**Passage**:

Le ven. 12 déc. 2025, 19:15, Aaron Parecki <[email protected]> a écrit :

> > It looks to me like this is breaking the HTTP semantics by somehow
> splitting the resource identification between the request target and the
> Redirect-Query request header.
>
> The point is that OAuth's use of query string parameters is *not* resource
> identification. Arguably OAuth should never have overloaded the usage of
> query strings in the first place, but obviously that was the only way to
> make things work.
>

The problem is less resource identification (really, seeing
/callback?code=xxx&state=xxx you can describe what it represents: the
application state for some code and state, which will likely be a redirect
or an error) than using GET for something that's *meant* to have
side-effects (getting it once changes its state forever). But we're heading
towards "theoretical purity" territory and it's generally a waste if time.

The main difference is that OAuth used what was available (and within the
limits of what was usable in a browser) and didn't try to invent something
new (like that Request-Query header and its attached behaviors), which is a
whole different story with way more implications.

**Listing**:
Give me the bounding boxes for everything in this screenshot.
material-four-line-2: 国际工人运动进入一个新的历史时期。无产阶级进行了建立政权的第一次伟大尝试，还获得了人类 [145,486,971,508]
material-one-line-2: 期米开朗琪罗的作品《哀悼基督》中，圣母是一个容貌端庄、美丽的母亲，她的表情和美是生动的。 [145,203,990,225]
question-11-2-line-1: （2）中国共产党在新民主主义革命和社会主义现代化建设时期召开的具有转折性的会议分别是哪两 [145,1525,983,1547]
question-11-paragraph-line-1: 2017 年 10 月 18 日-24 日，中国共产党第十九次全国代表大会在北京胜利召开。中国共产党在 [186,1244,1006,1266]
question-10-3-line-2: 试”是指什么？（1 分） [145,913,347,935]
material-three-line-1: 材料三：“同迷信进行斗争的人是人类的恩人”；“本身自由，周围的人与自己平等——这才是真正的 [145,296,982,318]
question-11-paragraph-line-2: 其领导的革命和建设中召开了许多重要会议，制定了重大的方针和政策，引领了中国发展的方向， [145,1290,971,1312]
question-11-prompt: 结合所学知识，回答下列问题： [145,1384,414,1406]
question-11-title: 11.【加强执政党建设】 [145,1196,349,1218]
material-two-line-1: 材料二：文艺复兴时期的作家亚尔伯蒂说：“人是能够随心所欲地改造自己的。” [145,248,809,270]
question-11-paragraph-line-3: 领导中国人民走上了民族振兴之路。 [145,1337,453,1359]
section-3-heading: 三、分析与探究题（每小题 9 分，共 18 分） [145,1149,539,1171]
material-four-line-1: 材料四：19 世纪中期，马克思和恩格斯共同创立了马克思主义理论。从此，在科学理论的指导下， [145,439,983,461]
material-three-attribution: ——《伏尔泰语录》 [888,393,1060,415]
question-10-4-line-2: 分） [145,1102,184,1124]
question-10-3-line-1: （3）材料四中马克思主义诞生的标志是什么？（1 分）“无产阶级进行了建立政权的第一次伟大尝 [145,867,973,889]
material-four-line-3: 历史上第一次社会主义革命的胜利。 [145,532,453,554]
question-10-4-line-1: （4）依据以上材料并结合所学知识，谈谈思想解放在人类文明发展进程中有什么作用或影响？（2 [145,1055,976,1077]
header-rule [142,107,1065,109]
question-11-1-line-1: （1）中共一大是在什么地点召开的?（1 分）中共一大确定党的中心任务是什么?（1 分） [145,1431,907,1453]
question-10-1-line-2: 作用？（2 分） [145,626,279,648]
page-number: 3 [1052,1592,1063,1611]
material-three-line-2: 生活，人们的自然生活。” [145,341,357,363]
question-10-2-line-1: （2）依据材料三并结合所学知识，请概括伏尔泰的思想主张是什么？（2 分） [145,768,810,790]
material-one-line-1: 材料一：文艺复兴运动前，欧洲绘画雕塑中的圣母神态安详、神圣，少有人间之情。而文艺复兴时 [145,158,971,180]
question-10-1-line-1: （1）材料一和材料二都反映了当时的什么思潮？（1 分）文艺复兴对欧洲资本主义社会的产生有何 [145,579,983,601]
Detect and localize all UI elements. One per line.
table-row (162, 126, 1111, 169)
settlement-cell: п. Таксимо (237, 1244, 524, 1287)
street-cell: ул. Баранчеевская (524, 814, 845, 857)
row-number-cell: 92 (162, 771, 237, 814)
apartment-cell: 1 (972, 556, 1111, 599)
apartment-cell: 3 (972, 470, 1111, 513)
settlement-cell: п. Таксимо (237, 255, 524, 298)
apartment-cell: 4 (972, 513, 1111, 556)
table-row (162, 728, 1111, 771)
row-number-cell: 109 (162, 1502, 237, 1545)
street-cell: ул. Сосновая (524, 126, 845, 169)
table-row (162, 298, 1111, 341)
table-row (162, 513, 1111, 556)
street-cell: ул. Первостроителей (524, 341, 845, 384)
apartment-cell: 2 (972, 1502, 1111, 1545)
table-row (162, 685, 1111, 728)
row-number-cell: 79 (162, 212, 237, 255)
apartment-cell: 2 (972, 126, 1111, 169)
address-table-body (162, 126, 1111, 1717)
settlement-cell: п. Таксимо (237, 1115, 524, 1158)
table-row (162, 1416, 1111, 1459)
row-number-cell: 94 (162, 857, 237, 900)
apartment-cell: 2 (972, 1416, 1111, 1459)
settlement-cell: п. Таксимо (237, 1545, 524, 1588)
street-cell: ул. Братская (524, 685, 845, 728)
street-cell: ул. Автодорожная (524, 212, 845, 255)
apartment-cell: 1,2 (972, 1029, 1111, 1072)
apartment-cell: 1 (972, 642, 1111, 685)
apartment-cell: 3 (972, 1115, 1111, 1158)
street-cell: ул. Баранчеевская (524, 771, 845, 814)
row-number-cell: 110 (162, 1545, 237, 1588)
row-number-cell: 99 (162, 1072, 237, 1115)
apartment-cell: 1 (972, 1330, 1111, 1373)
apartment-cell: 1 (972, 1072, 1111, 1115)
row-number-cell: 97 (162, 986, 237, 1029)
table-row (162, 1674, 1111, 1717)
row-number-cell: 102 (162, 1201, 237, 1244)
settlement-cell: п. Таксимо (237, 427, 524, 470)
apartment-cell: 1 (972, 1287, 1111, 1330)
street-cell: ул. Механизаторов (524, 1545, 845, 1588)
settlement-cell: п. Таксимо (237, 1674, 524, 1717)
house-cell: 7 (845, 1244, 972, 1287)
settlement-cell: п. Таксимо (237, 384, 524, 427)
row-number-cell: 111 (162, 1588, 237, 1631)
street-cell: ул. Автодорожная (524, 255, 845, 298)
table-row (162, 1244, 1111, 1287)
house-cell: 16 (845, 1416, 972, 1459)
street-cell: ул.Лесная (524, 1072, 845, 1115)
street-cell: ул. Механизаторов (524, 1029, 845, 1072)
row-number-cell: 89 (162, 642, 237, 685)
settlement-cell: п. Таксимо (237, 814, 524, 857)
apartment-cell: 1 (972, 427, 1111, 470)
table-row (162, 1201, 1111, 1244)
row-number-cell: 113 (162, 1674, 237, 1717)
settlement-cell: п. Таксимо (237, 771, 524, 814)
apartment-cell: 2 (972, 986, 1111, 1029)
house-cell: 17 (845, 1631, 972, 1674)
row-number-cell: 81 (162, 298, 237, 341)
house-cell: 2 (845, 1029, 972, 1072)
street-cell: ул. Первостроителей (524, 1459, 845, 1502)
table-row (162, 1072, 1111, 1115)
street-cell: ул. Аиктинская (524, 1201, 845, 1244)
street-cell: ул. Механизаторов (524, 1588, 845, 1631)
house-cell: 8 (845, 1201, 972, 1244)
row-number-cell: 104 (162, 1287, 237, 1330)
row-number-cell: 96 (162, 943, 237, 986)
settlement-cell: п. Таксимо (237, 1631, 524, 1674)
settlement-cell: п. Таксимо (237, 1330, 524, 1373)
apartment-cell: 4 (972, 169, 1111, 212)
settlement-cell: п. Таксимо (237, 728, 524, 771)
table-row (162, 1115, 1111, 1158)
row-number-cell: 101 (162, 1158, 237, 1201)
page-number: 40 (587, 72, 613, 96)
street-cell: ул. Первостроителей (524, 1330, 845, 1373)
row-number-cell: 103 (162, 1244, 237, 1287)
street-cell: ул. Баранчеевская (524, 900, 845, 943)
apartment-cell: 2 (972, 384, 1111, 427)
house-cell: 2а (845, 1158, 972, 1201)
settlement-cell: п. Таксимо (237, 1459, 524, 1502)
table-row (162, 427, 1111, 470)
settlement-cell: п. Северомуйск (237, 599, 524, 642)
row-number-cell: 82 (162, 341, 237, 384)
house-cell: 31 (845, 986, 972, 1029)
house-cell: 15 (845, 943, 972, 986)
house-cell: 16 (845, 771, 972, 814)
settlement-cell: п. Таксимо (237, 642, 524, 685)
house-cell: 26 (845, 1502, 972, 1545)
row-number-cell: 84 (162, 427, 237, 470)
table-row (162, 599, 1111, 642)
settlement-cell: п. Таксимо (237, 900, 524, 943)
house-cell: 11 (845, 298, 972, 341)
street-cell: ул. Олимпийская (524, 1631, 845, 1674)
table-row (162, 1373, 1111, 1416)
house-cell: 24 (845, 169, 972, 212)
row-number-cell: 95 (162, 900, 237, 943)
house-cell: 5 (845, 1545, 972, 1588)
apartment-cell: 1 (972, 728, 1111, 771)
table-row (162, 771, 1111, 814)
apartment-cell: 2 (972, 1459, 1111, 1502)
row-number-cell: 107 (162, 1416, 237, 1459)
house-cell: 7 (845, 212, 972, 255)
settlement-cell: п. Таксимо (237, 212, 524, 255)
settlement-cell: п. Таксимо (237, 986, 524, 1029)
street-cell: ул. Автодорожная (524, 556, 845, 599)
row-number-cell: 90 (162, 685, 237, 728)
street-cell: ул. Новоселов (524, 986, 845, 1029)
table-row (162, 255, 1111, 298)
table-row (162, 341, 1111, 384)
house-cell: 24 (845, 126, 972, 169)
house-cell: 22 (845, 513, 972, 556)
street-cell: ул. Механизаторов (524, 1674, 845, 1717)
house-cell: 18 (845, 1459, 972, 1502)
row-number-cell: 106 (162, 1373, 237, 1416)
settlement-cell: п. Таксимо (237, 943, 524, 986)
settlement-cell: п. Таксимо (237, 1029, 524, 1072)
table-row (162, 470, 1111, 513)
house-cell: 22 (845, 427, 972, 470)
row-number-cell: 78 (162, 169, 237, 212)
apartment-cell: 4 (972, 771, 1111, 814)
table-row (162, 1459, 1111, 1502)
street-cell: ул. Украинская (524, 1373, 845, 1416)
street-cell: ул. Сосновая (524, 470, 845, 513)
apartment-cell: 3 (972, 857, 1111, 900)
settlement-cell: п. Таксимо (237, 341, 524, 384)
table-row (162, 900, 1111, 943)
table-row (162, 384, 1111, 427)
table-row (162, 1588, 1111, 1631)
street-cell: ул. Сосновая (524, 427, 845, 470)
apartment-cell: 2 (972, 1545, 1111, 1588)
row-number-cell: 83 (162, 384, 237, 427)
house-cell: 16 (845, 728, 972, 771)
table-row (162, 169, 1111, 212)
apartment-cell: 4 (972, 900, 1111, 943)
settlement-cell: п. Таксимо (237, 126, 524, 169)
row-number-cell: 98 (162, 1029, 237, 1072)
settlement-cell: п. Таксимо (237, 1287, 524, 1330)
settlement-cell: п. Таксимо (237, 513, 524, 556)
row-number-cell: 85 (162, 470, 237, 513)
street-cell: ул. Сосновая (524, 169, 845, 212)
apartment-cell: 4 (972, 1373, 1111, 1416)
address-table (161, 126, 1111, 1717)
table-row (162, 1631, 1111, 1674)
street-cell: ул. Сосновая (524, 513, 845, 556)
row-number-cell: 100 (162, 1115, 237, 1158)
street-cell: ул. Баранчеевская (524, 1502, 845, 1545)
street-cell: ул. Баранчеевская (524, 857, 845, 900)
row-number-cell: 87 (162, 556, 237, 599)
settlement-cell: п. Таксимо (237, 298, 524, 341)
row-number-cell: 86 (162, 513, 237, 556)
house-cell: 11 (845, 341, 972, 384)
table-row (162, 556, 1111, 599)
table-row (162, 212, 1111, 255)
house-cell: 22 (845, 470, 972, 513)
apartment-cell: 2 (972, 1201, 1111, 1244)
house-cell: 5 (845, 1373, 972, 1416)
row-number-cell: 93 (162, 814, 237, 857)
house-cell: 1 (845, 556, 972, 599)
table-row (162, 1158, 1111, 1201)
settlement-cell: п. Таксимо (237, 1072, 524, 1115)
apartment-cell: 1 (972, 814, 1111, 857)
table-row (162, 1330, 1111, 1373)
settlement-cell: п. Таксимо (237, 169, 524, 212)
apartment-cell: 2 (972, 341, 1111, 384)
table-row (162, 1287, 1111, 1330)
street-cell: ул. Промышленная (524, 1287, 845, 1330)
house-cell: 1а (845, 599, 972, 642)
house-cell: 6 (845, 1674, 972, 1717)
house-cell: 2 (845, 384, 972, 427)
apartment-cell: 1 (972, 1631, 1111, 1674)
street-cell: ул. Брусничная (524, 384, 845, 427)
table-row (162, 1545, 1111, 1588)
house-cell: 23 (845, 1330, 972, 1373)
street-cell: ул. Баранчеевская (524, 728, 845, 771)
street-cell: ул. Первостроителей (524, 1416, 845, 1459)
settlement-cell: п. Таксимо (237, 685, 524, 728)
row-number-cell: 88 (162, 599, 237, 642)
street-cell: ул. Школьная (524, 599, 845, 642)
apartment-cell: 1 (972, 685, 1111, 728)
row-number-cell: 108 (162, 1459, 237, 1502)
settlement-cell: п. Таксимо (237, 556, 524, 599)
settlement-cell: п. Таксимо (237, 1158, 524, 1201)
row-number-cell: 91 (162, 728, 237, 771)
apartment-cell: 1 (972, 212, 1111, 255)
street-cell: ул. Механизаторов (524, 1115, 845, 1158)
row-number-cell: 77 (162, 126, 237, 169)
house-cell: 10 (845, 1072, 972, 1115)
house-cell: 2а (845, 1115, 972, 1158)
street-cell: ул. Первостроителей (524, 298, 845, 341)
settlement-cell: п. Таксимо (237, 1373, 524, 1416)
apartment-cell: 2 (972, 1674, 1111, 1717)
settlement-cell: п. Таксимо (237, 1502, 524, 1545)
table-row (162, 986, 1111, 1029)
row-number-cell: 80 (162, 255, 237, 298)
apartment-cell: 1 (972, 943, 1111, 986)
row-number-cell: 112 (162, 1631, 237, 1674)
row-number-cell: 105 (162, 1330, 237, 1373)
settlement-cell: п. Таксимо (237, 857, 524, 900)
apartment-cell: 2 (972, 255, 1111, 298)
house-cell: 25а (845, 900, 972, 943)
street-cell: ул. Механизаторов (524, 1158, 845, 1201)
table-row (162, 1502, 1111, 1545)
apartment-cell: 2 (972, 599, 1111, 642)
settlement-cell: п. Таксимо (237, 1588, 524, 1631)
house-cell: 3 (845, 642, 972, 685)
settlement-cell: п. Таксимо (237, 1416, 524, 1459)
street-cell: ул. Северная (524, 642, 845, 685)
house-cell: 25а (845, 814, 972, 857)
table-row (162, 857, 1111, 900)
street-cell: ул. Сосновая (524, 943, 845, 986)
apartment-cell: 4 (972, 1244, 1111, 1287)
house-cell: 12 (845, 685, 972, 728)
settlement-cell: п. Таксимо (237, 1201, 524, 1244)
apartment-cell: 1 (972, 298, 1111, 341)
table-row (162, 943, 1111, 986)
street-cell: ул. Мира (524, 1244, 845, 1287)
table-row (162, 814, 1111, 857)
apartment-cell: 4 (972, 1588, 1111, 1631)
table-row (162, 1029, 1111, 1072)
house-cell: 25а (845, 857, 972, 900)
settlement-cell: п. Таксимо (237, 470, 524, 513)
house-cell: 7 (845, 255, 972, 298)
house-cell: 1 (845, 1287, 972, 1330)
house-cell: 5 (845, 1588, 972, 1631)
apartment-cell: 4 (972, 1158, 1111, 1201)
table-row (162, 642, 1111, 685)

**To be done**: Reproduce the stretch of the OAuth email reply from "The problem is" through "way more implications.", changing "browser" to "user agent". The records above were taken from a separate source.

**The output**:
The problem is less resource identification (really, seeing
/callback?code=xxx&state=xxx you can describe what it represents: the
application state for some code and state, which will likely be a redirect
or an error) than using GET for something that's *meant* to have
side-effects (getting it once changes its state forever). But we're heading
towards "theoretical purity" territory and it's generally a waste if time.

The main difference is that OAuth used what was available (and within the
limits of what was usable in a user agent) and didn't try to invent something
new (like that Request-Query header and its attached behaviors), which is a
whole different story with way more implications.